#### Task to complete
Return each of the following records verbatim, with every line kept and none changed.

#### Data for processing
* * * * * * *

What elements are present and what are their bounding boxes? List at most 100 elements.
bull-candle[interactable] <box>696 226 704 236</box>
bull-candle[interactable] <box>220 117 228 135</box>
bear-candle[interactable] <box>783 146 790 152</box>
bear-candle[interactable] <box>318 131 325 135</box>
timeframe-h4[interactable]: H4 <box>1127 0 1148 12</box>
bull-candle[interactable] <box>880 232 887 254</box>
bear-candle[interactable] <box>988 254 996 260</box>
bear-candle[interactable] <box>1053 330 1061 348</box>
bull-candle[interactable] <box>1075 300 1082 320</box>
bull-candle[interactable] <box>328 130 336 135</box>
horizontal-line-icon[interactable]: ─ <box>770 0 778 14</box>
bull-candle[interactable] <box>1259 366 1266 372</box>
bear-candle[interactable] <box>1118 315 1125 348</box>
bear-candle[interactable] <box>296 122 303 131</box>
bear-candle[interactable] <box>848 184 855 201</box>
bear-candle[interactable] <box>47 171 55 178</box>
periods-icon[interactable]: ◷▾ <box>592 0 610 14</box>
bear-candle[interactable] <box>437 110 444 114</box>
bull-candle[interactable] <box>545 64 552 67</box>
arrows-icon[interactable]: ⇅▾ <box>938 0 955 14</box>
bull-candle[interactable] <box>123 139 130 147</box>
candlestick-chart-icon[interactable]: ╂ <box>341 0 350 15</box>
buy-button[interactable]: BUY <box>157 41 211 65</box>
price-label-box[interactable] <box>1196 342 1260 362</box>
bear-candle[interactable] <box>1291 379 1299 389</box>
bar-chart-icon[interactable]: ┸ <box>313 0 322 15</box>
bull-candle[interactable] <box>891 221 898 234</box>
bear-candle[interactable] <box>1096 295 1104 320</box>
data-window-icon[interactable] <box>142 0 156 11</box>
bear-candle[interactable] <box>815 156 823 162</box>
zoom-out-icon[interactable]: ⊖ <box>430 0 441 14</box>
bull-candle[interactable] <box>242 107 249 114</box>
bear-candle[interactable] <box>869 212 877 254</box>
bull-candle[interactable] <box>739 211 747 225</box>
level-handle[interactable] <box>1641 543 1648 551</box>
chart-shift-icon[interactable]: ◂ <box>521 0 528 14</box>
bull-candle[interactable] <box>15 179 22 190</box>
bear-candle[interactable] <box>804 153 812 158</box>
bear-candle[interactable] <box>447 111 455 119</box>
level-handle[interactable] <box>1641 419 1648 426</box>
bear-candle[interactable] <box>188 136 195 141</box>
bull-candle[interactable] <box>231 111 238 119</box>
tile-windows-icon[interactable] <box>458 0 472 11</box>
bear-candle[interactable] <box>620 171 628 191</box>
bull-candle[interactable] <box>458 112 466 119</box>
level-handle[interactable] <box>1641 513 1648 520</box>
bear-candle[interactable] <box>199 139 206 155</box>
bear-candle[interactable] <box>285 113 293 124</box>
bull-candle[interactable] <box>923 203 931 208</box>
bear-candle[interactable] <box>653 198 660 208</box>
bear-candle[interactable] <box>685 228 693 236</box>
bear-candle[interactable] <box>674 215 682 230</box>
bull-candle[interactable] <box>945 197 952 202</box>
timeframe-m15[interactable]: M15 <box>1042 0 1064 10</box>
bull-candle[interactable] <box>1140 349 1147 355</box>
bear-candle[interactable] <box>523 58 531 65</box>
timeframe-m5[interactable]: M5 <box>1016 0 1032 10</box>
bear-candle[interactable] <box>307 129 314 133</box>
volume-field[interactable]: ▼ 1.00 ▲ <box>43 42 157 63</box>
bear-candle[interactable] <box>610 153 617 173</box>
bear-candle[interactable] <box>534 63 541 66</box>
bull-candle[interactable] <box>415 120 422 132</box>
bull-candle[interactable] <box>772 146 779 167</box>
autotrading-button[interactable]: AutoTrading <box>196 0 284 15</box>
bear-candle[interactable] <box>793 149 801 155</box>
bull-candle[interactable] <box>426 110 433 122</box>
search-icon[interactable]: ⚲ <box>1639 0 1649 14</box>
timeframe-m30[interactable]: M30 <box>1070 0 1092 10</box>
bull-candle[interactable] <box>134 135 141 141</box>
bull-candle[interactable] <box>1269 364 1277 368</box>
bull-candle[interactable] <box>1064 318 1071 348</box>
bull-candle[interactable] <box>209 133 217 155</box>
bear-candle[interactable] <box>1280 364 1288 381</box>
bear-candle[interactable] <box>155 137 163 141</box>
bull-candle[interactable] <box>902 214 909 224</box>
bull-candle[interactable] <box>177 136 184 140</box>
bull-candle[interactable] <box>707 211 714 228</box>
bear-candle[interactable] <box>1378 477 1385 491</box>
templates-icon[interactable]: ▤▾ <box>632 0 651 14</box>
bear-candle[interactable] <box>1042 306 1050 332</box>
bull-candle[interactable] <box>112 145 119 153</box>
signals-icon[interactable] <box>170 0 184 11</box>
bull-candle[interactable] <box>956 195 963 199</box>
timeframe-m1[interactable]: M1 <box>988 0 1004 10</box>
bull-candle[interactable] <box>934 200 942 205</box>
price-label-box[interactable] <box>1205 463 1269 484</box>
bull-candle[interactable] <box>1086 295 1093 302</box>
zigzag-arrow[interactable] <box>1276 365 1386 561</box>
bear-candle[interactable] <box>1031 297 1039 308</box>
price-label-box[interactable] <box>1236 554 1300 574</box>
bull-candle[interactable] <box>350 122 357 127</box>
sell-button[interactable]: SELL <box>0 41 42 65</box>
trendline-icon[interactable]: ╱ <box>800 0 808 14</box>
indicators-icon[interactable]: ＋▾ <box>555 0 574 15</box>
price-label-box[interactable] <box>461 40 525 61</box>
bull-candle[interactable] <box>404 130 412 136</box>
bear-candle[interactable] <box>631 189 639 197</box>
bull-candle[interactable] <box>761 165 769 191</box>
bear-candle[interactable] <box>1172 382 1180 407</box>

* * * * * * *

#### Answer to this task
What elements are present and what are their bounding boxes? List at most 100 elements.
bull-candle[interactable] <box>696 226 704 236</box>
bull-candle[interactable] <box>220 117 228 135</box>
bear-candle[interactable] <box>783 146 790 152</box>
bear-candle[interactable] <box>318 131 325 135</box>
timeframe-h4[interactable]: H4 <box>1127 0 1148 12</box>
bull-candle[interactable] <box>880 232 887 254</box>
bear-candle[interactable] <box>988 254 996 260</box>
bear-candle[interactable] <box>1053 330 1061 348</box>
bull-candle[interactable] <box>1075 300 1082 320</box>
bull-candle[interactable] <box>328 130 336 135</box>
horizontal-line-icon[interactable]: ─ <box>770 0 778 14</box>
bull-candle[interactable] <box>1259 366 1266 372</box>
bear-candle[interactable] <box>1118 315 1125 348</box>
bear-candle[interactable] <box>296 122 303 131</box>
bear-candle[interactable] <box>848 184 855 201</box>
bear-candle[interactable] <box>47 171 55 178</box>
periods-icon[interactable]: ◷▾ <box>592 0 610 14</box>
bear-candle[interactable] <box>437 110 444 114</box>
bull-candle[interactable] <box>545 64 552 67</box>
arrows-icon[interactable]: ⇅▾ <box>938 0 955 14</box>
bull-candle[interactable] <box>123 139 130 147</box>
candlestick-chart-icon[interactable]: ╂ <box>341 0 350 15</box>
buy-button[interactable]: BUY <box>157 41 211 65</box>
price-label-box[interactable] <box>1196 342 1260 362</box>
bear-candle[interactable] <box>1291 379 1299 389</box>
bar-chart-icon[interactable]: ┸ <box>313 0 322 15</box>
bull-candle[interactable] <box>891 221 898 234</box>
bear-candle[interactable] <box>1096 295 1104 320</box>
data-window-icon[interactable] <box>142 0 156 11</box>
bear-candle[interactable] <box>815 156 823 162</box>
zoom-out-icon[interactable]: ⊖ <box>430 0 441 14</box>
bull-candle[interactable] <box>242 107 249 114</box>
bear-candle[interactable] <box>869 212 877 254</box>
bull-candle[interactable] <box>739 211 747 225</box>
level-handle[interactable] <box>1641 543 1648 551</box>
chart-shift-icon[interactable]: ◂ <box>521 0 528 14</box>
bull-candle[interactable] <box>15 179 22 190</box>
bear-candle[interactable] <box>804 153 812 158</box>
bear-candle[interactable] <box>447 111 455 119</box>
level-handle[interactable] <box>1641 419 1648 426</box>
bear-candle[interactable] <box>188 136 195 141</box>
bull-candle[interactable] <box>231 111 238 119</box>
tile-windows-icon[interactable] <box>458 0 472 11</box>
bear-candle[interactable] <box>620 171 628 191</box>
bull-candle[interactable] <box>458 112 466 119</box>
level-handle[interactable] <box>1641 513 1648 520</box>
bear-candle[interactable] <box>199 139 206 155</box>
bear-candle[interactable] <box>285 113 293 124</box>
bull-candle[interactable] <box>923 203 931 208</box>
bear-candle[interactable] <box>653 198 660 208</box>
bear-candle[interactable] <box>685 228 693 236</box>
bear-candle[interactable] <box>674 215 682 230</box>
bull-candle[interactable] <box>945 197 952 202</box>
timeframe-m15[interactable]: M15 <box>1042 0 1064 10</box>
bull-candle[interactable] <box>1140 349 1147 355</box>
bear-candle[interactable] <box>523 58 531 65</box>
timeframe-m5[interactable]: M5 <box>1016 0 1032 10</box>
bear-candle[interactable] <box>307 129 314 133</box>
volume-field[interactable]: ▼ 1.00 ▲ <box>43 42 157 63</box>
bear-candle[interactable] <box>610 153 617 173</box>
bear-candle[interactable] <box>534 63 541 66</box>
bull-candle[interactable] <box>415 120 422 132</box>
bull-candle[interactable] <box>772 146 779 167</box>
autotrading-button[interactable]: AutoTrading <box>196 0 284 15</box>
bear-candle[interactable] <box>793 149 801 155</box>
bull-candle[interactable] <box>426 110 433 122</box>
search-icon[interactable]: ⚲ <box>1639 0 1649 14</box>
timeframe-m30[interactable]: M30 <box>1070 0 1092 10</box>
bull-candle[interactable] <box>134 135 141 141</box>
bull-candle[interactable] <box>1269 364 1277 368</box>
bull-candle[interactable] <box>1064 318 1071 348</box>
bull-candle[interactable] <box>209 133 217 155</box>
bear-candle[interactable] <box>1280 364 1288 381</box>
bear-candle[interactable] <box>155 137 163 141</box>
bull-candle[interactable] <box>902 214 909 224</box>
bull-candle[interactable] <box>177 136 184 140</box>
bull-candle[interactable] <box>707 211 714 228</box>
bear-candle[interactable] <box>1378 477 1385 491</box>
templates-icon[interactable]: ▤▾ <box>632 0 651 14</box>
bear-candle[interactable] <box>1042 306 1050 332</box>
bull-candle[interactable] <box>112 145 119 153</box>
signals-icon[interactable] <box>170 0 184 11</box>
bull-candle[interactable] <box>956 195 963 199</box>
timeframe-m1[interactable]: M1 <box>988 0 1004 10</box>
bull-candle[interactable] <box>934 200 942 205</box>
price-label-box[interactable] <box>1205 463 1269 484</box>
bull-candle[interactable] <box>1086 295 1093 302</box>
zigzag-arrow[interactable] <box>1276 365 1386 561</box>
bear-candle[interactable] <box>1031 297 1039 308</box>
price-label-box[interactable] <box>1236 554 1300 574</box>
bull-candle[interactable] <box>350 122 357 127</box>
sell-button[interactable]: SELL <box>0 41 42 65</box>
trendline-icon[interactable]: ╱ <box>800 0 808 14</box>
indicators-icon[interactable]: ＋▾ <box>555 0 574 15</box>
price-label-box[interactable] <box>461 40 525 61</box>
bull-candle[interactable] <box>404 130 412 136</box>
bear-candle[interactable] <box>631 189 639 197</box>
bull-candle[interactable] <box>761 165 769 191</box>
bear-candle[interactable] <box>1172 382 1180 407</box>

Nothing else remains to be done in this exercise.